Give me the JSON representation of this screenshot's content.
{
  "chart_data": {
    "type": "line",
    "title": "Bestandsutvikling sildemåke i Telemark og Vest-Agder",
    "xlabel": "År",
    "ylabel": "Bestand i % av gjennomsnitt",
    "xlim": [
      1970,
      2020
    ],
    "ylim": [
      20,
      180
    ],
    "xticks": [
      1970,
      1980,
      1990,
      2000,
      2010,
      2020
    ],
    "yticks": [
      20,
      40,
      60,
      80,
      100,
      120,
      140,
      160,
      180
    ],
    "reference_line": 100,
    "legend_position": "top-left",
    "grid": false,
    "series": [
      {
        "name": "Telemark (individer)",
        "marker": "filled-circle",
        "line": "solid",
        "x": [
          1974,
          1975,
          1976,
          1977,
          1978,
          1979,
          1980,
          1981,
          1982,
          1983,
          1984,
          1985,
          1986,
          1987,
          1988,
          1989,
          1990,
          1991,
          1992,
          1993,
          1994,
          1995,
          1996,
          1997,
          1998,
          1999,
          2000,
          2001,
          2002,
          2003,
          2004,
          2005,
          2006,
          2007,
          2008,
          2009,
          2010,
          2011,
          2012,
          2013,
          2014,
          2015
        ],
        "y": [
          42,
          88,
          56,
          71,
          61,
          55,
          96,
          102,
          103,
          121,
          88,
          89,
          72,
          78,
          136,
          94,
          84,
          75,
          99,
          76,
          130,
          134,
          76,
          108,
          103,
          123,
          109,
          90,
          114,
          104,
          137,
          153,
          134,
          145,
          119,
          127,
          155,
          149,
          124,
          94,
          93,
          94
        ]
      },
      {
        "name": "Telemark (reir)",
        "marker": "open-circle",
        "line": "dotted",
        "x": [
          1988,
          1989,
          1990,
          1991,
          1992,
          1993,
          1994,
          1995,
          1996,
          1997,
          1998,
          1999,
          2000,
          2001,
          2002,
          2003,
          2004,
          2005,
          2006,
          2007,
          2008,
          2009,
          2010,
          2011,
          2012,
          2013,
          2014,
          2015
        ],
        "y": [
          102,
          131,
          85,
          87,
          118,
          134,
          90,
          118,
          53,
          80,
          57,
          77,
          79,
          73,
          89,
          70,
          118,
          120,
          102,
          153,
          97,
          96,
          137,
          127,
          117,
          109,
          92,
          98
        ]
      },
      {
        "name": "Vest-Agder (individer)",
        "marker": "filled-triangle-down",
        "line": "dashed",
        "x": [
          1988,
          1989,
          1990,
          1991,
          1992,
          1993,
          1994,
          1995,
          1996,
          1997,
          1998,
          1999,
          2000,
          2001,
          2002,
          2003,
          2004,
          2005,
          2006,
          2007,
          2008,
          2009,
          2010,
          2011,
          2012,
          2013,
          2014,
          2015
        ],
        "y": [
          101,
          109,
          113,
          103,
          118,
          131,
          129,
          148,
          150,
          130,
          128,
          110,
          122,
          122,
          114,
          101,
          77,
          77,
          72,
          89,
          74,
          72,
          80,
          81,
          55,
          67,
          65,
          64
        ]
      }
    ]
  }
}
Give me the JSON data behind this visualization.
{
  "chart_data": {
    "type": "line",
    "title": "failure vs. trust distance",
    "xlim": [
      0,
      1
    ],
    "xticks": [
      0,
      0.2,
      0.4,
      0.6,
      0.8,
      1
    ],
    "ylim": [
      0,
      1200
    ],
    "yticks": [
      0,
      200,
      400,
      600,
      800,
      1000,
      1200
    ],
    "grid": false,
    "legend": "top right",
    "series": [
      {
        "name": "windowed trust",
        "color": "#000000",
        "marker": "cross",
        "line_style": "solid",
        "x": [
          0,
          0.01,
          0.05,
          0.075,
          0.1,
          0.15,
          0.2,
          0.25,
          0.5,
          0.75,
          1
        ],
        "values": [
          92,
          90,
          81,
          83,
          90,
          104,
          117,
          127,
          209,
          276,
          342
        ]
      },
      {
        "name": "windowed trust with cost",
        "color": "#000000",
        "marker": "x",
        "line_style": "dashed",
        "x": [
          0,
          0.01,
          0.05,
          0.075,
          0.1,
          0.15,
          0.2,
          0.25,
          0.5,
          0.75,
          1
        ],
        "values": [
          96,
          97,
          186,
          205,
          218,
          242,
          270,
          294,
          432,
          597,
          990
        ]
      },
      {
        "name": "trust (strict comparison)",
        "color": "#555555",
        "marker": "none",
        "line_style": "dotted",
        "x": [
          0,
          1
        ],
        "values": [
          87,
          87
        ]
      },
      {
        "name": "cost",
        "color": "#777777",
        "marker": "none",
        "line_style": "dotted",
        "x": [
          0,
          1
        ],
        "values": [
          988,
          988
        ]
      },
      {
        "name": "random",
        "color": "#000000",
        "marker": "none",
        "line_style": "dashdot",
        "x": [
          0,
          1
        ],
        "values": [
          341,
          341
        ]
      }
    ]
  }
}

INSTRUCTIONS FOR THE TASK = From the records above, extract every entry exactly as given.

SOLUTION TO THE PROBLEM =
Give me the JSON representation of this screenshot's content.
{
  "chart_data": {
    "type": "line",
    "title": "Bestandsutvikling sildemåke i Telemark og Vest-Agder",
    "xlabel": "År",
    "ylabel": "Bestand i % av gjennomsnitt",
    "xlim": [
      1970,
      2020
    ],
    "ylim": [
      20,
      180
    ],
    "xticks": [
      1970,
      1980,
      1990,
      2000,
      2010,
      2020
    ],
    "yticks": [
      20,
      40,
      60,
      80,
      100,
      120,
      140,
      160,
      180
    ],
    "reference_line": 100,
    "legend_position": "top-left",
    "grid": false,
    "series": [
      {
        "name": "Telemark (individer)",
        "marker": "filled-circle",
        "line": "solid",
        "x": [
          1974,
          1975,
          1976,
          1977,
          1978,
          1979,
          1980,
          1981,
          1982,
          1983,
          1984,
          1985,
          1986,
          1987,
          1988,
          1989,
          1990,
          1991,
          1992,
          1993,
          1994,
          1995,
          1996,
          1997,
          1998,
          1999,
          2000,
          2001,
          2002,
          2003,
          2004,
          2005,
          2006,
          2007,
          2008,
          2009,
          2010,
          2011,
          2012,
          2013,
          2014,
          2015
        ],
        "y": [
          42,
          88,
          56,
          71,
          61,
          55,
          96,
          102,
          103,
          121,
          88,
          89,
          72,
          78,
          136,
          94,
          84,
          75,
          99,
          76,
          130,
          134,
          76,
          108,
          103,
          123,
          109,
          90,
          114,
          104,
          137,
          153,
          134,
          145,
          119,
          127,
          155,
          149,
          124,
          94,
          93,
          94
        ]
      },
      {
        "name": "Telemark (reir)",
        "marker": "open-circle",
        "line": "dotted",
        "x": [
          1988,
          1989,
          1990,
          1991,
          1992,
          1993,
          1994,
          1995,
          1996,
          1997,
          1998,
          1999,
          2000,
          2001,
          2002,
          2003,
          2004,
          2005,
          2006,
          2007,
          2008,
          2009,
          2010,
          2011,
          2012,
          2013,
          2014,
          2015
        ],
        "y": [
          102,
          131,
          85,
          87,
          118,
          134,
          90,
          118,
          53,
          80,
          57,
          77,
          79,
          73,
          89,
          70,
          118,
          120,
          102,
          153,
          97,
          96,
          137,
          127,
          117,
          109,
          92,
          98
        ]
      },
      {
        "name": "Vest-Agder (individer)",
        "marker": "filled-triangle-down",
        "line": "dashed",
        "x": [
          1988,
          1989,
          1990,
          1991,
          1992,
          1993,
          1994,
          1995,
          1996,
          1997,
          1998,
          1999,
          2000,
          2001,
          2002,
          2003,
          2004,
          2005,
          2006,
          2007,
          2008,
          2009,
          2010,
          2011,
          2012,
          2013,
          2014,
          2015
        ],
        "y": [
          101,
          109,
          113,
          103,
          118,
          131,
          129,
          148,
          150,
          130,
          128,
          110,
          122,
          122,
          114,
          101,
          77,
          77,
          72,
          89,
          74,
          72,
          80,
          81,
          55,
          67,
          65,
          64
        ]
      }
    ]
  }
}
Give me the JSON data behind this visualization.
{
  "chart_data": {
    "type": "line",
    "title": "failure vs. trust distance",
    "xlim": [
      0,
      1
    ],
    "xticks": [
      0,
      0.2,
      0.4,
      0.6,
      0.8,
      1
    ],
    "ylim": [
      0,
      1200
    ],
    "yticks": [
      0,
      200,
      400,
      600,
      800,
      1000,
      1200
    ],
    "grid": false,
    "legend": "top right",
    "series": [
      {
        "name": "windowed trust",
        "color": "#000000",
        "marker": "cross",
        "line_style": "solid",
        "x": [
          0,
          0.01,
          0.05,
          0.075,
          0.1,
          0.15,
          0.2,
          0.25,
          0.5,
          0.75,
          1
        ],
        "values": [
          92,
          90,
          81,
          83,
          90,
          104,
          117,
          127,
          209,
          276,
          342
        ]
      },
      {
        "name": "windowed trust with cost",
        "color": "#000000",
        "marker": "x",
        "line_style": "dashed",
        "x": [
          0,
          0.01,
          0.05,
          0.075,
          0.1,
          0.15,
          0.2,
          0.25,
          0.5,
          0.75,
          1
        ],
        "values": [
          96,
          97,
          186,
          205,
          218,
          242,
          270,
          294,
          432,
          597,
          990
        ]
      },
      {
        "name": "trust (strict comparison)",
        "color": "#555555",
        "marker": "none",
        "line_style": "dotted",
        "x": [
          0,
          1
        ],
        "values": [
          87,
          87
        ]
      },
      {
        "name": "cost",
        "color": "#777777",
        "marker": "none",
        "line_style": "dotted",
        "x": [
          0,
          1
        ],
        "values": [
          988,
          988
        ]
      },
      {
        "name": "random",
        "color": "#000000",
        "marker": "none",
        "line_style": "dashdot",
        "x": [
          0,
          1
        ],
        "values": [
          341,
          341
        ]
      }
    ]
  }
}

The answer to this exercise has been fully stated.